Output as a JSON list of strings, one per line with blank lines omitted, the lines starting at the beginning of the material and ending at the line containing "167, 155, 174]".

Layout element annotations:
┌────────
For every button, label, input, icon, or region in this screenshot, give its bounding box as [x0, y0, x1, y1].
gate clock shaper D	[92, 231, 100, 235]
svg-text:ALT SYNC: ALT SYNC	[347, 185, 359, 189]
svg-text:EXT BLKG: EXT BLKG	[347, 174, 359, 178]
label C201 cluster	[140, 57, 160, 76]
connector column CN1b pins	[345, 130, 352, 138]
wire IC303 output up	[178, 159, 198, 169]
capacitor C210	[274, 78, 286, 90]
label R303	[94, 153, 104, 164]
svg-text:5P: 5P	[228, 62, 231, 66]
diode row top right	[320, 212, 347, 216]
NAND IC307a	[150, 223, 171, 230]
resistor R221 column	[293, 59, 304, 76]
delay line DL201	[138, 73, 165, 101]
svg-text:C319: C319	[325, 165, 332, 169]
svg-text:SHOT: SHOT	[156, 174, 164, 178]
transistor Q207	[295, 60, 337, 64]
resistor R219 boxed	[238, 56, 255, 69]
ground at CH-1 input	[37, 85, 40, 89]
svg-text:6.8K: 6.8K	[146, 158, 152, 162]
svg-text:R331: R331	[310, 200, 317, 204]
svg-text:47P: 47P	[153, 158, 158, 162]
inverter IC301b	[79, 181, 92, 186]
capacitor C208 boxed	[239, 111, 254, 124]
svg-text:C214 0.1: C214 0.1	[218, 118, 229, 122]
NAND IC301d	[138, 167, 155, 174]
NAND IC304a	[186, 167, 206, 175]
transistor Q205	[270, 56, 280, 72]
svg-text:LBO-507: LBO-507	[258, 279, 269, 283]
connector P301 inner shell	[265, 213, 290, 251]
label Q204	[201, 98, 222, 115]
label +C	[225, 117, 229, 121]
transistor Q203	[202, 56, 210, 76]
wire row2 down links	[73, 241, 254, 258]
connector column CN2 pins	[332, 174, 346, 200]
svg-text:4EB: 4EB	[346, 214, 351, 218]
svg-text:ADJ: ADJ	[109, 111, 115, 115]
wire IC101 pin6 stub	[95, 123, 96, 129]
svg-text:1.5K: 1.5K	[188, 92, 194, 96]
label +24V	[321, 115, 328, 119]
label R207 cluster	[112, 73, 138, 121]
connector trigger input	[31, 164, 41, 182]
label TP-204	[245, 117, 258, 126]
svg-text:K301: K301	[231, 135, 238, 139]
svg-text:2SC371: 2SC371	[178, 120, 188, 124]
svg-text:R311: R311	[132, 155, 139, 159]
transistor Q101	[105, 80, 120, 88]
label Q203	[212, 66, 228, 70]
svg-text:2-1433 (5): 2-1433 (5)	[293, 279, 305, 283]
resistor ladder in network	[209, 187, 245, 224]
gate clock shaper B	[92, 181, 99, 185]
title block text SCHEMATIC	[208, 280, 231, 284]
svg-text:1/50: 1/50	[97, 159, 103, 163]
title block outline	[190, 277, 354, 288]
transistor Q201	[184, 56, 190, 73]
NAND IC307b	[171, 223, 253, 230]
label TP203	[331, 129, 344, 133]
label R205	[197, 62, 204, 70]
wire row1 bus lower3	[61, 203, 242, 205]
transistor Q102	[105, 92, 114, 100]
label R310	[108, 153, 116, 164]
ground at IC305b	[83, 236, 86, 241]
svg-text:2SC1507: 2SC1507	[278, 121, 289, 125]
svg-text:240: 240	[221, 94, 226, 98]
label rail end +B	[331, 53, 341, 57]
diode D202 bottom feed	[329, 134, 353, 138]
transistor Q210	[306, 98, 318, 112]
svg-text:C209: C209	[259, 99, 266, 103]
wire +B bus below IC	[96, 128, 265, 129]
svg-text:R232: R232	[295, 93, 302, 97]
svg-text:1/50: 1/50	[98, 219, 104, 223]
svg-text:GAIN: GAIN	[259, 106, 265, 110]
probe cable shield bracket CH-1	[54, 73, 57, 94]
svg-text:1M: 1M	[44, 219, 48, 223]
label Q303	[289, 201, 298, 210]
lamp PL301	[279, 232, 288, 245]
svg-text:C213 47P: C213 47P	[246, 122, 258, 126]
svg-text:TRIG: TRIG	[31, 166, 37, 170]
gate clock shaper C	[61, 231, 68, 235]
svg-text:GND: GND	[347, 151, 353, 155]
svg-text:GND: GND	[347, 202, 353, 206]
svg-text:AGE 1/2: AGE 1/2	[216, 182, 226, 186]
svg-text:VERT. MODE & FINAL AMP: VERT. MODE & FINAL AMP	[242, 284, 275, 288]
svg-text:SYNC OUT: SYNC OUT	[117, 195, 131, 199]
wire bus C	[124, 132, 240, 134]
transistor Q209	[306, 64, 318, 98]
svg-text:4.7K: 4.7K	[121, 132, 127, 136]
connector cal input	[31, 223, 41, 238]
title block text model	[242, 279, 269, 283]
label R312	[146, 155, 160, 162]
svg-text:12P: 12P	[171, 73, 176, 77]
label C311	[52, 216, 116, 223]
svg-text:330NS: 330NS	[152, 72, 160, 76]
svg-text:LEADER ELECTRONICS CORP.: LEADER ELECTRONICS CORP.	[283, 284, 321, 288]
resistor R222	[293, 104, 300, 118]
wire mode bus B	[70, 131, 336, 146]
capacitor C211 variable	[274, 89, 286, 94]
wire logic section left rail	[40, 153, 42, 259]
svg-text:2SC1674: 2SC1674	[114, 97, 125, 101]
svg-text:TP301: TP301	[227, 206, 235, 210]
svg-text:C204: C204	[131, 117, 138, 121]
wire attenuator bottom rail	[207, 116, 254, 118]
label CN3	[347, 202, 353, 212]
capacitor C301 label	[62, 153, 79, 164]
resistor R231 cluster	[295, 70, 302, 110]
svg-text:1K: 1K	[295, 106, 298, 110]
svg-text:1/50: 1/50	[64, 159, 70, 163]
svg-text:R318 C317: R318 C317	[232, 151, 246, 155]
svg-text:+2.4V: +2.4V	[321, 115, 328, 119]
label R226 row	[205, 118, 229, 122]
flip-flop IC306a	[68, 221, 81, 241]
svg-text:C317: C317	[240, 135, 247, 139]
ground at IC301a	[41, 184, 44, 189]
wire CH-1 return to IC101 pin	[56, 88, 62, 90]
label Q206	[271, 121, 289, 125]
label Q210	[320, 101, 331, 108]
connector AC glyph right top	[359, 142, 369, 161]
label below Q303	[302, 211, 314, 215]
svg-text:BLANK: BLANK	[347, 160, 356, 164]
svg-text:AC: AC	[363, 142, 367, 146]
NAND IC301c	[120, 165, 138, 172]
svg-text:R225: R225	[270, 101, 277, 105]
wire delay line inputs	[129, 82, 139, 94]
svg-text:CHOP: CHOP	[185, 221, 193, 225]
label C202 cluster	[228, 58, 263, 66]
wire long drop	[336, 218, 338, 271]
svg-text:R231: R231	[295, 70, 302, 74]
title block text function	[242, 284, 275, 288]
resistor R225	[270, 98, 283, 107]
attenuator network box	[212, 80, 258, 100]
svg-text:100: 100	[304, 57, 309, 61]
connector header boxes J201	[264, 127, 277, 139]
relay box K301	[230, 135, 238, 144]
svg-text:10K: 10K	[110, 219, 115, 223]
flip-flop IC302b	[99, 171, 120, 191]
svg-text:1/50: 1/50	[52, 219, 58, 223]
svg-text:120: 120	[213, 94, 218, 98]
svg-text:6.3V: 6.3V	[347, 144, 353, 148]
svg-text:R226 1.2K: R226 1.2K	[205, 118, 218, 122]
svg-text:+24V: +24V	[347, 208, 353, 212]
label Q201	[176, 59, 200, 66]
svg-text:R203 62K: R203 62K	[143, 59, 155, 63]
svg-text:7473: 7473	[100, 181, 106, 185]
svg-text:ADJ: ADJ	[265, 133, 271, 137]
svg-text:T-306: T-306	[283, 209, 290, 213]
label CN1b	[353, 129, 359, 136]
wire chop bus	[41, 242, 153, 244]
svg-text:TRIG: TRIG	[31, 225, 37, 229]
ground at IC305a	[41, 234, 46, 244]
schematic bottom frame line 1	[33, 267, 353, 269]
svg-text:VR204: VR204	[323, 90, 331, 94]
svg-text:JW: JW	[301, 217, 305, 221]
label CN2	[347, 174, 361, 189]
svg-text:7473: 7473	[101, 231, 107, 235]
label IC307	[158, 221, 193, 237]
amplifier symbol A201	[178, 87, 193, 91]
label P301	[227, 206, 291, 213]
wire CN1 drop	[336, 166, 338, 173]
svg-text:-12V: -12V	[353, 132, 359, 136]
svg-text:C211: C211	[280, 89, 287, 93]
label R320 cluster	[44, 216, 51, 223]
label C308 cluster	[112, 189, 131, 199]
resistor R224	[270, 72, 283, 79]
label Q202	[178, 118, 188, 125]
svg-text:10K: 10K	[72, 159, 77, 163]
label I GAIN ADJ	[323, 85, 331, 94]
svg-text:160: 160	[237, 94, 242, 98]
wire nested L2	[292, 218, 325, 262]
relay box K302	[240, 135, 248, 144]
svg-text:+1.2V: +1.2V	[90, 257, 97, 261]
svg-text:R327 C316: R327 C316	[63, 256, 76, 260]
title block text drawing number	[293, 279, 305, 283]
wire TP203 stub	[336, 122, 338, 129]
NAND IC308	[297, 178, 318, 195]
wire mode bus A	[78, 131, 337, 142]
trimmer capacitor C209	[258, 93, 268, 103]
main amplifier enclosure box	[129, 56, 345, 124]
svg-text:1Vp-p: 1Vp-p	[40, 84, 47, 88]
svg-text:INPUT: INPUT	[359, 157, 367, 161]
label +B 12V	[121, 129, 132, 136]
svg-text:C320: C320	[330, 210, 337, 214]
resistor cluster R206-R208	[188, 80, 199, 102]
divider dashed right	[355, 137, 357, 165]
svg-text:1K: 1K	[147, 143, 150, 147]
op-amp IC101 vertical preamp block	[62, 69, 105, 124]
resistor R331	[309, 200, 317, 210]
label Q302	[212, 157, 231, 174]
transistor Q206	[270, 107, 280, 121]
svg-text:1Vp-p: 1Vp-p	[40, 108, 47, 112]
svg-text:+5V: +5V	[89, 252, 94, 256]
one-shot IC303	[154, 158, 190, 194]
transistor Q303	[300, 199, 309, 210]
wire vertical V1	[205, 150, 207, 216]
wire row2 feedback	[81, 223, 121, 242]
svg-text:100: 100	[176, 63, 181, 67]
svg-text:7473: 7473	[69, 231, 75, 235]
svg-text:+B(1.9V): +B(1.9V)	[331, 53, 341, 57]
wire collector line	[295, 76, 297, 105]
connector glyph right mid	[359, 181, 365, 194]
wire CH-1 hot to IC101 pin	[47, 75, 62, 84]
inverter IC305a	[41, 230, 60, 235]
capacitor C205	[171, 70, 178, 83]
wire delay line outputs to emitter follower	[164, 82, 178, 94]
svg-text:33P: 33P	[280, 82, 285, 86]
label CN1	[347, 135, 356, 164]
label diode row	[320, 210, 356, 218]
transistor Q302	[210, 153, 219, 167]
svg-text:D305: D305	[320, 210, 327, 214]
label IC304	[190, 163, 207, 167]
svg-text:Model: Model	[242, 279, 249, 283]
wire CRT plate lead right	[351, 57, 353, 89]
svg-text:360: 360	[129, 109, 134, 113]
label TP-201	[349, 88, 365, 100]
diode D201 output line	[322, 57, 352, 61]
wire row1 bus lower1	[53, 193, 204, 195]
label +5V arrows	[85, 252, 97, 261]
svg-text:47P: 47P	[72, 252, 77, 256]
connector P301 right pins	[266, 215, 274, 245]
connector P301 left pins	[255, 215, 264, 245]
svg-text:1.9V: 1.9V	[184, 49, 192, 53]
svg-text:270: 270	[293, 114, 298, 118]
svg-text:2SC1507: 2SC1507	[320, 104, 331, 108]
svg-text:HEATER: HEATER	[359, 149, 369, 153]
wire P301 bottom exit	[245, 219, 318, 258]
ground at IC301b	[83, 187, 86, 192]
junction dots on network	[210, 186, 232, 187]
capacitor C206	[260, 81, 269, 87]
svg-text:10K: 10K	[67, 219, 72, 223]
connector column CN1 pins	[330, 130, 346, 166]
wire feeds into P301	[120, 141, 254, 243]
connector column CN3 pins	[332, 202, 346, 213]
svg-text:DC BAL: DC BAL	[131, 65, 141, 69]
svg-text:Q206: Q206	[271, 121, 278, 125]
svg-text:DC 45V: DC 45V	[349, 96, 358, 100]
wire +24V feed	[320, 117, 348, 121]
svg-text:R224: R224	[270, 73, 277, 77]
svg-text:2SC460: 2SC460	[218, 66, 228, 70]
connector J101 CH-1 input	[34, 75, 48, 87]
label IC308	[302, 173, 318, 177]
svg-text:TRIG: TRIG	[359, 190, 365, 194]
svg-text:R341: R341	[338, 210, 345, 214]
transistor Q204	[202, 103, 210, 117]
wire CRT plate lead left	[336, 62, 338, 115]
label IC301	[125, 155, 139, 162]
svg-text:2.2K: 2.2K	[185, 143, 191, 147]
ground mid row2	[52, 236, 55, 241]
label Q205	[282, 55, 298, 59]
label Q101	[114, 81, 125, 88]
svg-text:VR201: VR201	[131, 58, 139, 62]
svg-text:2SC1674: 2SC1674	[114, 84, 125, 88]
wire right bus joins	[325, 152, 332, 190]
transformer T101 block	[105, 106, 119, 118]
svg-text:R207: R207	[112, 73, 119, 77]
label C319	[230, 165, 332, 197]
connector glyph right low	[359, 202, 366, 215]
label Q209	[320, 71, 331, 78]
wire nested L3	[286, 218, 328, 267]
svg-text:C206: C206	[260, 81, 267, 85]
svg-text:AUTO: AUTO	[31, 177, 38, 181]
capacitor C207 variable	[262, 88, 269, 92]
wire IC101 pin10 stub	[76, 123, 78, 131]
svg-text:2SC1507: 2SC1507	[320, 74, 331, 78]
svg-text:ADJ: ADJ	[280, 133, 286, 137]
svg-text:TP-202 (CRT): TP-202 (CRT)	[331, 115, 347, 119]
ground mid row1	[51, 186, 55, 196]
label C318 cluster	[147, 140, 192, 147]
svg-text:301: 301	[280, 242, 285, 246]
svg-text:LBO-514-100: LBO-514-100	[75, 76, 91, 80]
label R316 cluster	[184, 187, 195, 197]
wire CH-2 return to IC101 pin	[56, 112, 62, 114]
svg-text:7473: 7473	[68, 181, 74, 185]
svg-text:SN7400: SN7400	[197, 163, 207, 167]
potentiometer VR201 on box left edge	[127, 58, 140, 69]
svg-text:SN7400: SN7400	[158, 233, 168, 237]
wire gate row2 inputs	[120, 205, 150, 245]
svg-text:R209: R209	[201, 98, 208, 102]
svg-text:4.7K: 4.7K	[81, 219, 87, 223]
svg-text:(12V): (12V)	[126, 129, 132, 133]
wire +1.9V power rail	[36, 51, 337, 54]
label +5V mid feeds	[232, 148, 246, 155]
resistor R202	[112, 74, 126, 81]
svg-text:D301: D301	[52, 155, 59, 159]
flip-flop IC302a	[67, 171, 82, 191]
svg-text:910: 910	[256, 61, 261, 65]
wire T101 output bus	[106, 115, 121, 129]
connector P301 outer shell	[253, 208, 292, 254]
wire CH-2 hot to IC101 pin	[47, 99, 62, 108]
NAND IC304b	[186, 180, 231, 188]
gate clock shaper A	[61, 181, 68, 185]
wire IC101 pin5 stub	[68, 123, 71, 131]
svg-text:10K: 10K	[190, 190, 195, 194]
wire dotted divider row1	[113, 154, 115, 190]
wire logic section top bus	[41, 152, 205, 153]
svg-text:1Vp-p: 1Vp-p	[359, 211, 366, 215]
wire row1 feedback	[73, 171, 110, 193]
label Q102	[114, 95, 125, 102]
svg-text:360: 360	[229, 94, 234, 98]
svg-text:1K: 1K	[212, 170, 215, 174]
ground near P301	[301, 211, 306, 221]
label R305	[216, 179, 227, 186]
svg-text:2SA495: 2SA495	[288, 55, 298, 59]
└────────
Finished answer:
[
  "For every button, label, input, icon, or region in this screenshot, give its bounding box as [x0, y0, x1, y1].",
  "gate clock shaper D\t[92, 231, 100, 235]",
  "svg-text:ALT SYNC: ALT SYNC\t[347, 185, 359, 189]",
  "svg-text:EXT BLKG: EXT BLKG\t[347, 174, 359, 178]",
  "label C201 cluster\t[140, 57, 160, 76]",
  "connector column CN1b pins\t[345, 130, 352, 138]",
  "wire IC303 output up\t[178, 159, 198, 169]",
  "capacitor C210\t[274, 78, 286, 90]",
  "label R303\t[94, 153, 104, 164]",
  "svg-text:5P: 5P\t[228, 62, 231, 66]",
  "diode row top right\t[320, 212, 347, 216]",
  "NAND IC307a\t[150, 223, 171, 230]",
  "resistor R221 column\t[293, 59, 304, 76]",
  "delay line DL201\t[138, 73, 165, 101]",
  "svg-text:C319: C319\t[325, 165, 332, 169]",
  "svg-text:SHOT: SHOT\t[156, 174, 164, 178]",
  "transistor Q207\t[295, 60, 337, 64]",
  "resistor R219 boxed\t[238, 56, 255, 69]",
  "ground at CH-1 input\t[37, 85, 40, 89]",
  "svg-text:6.8K: 6.8K\t[146, 158, 152, 162]",
  "svg-text:R331: R331\t[310, 200, 317, 204]",
  "svg-text:47P: 47P\t[153, 158, 158, 162]",
  "inverter IC301b\t[79, 181, 92, 186]",
  "capacitor C208 boxed\t[239, 111, 254, 124]",
  "svg-text:C214 0.1: C214 0.1\t[218, 118, 229, 122]",
  "NAND IC301d\t[138, 167, 155, 174]"
]